**Directions for this task**
Present the following entries again, word for word and in full.

**Collection entries**

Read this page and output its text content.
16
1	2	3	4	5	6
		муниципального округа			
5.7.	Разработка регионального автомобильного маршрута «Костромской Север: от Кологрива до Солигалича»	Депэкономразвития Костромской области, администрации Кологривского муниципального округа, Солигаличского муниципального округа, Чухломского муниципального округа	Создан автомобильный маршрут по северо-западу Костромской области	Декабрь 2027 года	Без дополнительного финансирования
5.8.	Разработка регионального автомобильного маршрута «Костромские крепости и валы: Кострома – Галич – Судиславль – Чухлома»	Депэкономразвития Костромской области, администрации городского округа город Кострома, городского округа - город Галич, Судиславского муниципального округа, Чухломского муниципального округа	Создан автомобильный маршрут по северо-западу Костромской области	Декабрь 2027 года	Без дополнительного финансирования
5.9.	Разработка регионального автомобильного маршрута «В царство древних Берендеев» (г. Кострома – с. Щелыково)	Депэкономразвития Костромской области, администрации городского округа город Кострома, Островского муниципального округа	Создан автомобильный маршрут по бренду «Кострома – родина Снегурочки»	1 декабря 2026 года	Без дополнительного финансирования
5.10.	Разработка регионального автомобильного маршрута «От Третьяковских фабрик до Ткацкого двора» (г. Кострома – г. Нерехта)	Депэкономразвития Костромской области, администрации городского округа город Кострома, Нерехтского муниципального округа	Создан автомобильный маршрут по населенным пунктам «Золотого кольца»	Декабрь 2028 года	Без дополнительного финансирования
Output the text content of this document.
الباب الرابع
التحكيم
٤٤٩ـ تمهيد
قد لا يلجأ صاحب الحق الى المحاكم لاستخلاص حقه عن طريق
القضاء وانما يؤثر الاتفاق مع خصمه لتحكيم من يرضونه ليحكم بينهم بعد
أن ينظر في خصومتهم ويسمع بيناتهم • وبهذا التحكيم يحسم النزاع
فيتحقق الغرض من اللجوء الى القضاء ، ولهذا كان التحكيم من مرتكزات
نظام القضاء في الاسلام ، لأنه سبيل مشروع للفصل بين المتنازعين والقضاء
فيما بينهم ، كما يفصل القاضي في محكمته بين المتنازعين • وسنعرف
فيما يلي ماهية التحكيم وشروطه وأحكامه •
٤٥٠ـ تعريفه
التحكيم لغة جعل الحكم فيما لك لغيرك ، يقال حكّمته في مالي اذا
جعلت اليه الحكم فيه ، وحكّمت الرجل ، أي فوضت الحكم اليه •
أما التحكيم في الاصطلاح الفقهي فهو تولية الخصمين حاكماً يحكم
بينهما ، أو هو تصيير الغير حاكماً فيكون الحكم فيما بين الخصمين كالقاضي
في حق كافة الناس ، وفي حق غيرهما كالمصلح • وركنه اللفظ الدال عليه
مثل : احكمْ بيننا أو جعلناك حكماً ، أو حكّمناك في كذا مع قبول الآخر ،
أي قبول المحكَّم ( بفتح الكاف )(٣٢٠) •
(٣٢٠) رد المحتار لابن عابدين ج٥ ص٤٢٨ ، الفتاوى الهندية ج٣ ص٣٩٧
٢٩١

**Result of this exercise**
Read this page and output its text content.
16
1	2	3	4	5	6
		муниципального округа			
5.7.	Разработка регионального автомобильного маршрута «Костромской Север: от Кологрива до Солигалича»	Депэкономразвития Костромской области, администрации Кологривского муниципального округа, Солигаличского муниципального округа, Чухломского муниципального округа	Создан автомобильный маршрут по северо-западу Костромской области	Декабрь 2027 года	Без дополнительного финансирования
5.8.	Разработка регионального автомобильного маршрута «Костромские крепости и валы: Кострома – Галич – Судиславль – Чухлома»	Депэкономразвития Костромской области, администрации городского округа город Кострома, городского округа - город Галич, Судиславского муниципального округа, Чухломского муниципального округа	Создан автомобильный маршрут по северо-западу Костромской области	Декабрь 2027 года	Без дополнительного финансирования
5.9.	Разработка регионального автомобильного маршрута «В царство древних Берендеев» (г. Кострома – с. Щелыково)	Депэкономразвития Костромской области, администрации городского округа город Кострома, Островского муниципального округа	Создан автомобильный маршрут по бренду «Кострома – родина Снегурочки»	1 декабря 2026 года	Без дополнительного финансирования
5.10.	Разработка регионального автомобильного маршрута «От Третьяковских фабрик до Ткацкого двора» (г. Кострома – г. Нерехта)	Депэкономразвития Костромской области, администрации городского округа город Кострома, Нерехтского муниципального округа	Создан автомобильный маршрут по населенным пунктам «Золотого кольца»	Декабрь 2028 года	Без дополнительного финансирования
Output the text content of this document.
الباب الرابع
التحكيم
٤٤٩ـ تمهيد
قد لا يلجأ صاحب الحق الى المحاكم لاستخلاص حقه عن طريق
القضاء وانما يؤثر الاتفاق مع خصمه لتحكيم من يرضونه ليحكم بينهم بعد
أن ينظر في خصومتهم ويسمع بيناتهم • وبهذا التحكيم يحسم النزاع
فيتحقق الغرض من اللجوء الى القضاء ، ولهذا كان التحكيم من مرتكزات
نظام القضاء في الاسلام ، لأنه سبيل مشروع للفصل بين المتنازعين والقضاء
فيما بينهم ، كما يفصل القاضي في محكمته بين المتنازعين • وسنعرف
فيما يلي ماهية التحكيم وشروطه وأحكامه •
٤٥٠ـ تعريفه
التحكيم لغة جعل الحكم فيما لك لغيرك ، يقال حكّمته في مالي اذا
جعلت اليه الحكم فيه ، وحكّمت الرجل ، أي فوضت الحكم اليه •
أما التحكيم في الاصطلاح الفقهي فهو تولية الخصمين حاكماً يحكم
بينهما ، أو هو تصيير الغير حاكماً فيكون الحكم فيما بين الخصمين كالقاضي
في حق كافة الناس ، وفي حق غيرهما كالمصلح • وركنه اللفظ الدال عليه
مثل : احكمْ بيننا أو جعلناك حكماً ، أو حكّمناك في كذا مع قبول الآخر ،
أي قبول المحكَّم ( بفتح الكاف )(٣٢٠) •
(٣٢٠) رد المحتار لابن عابدين ج٥ ص٤٢٨ ، الفتاوى الهندية ج٣ ص٣٩٧
٢٩١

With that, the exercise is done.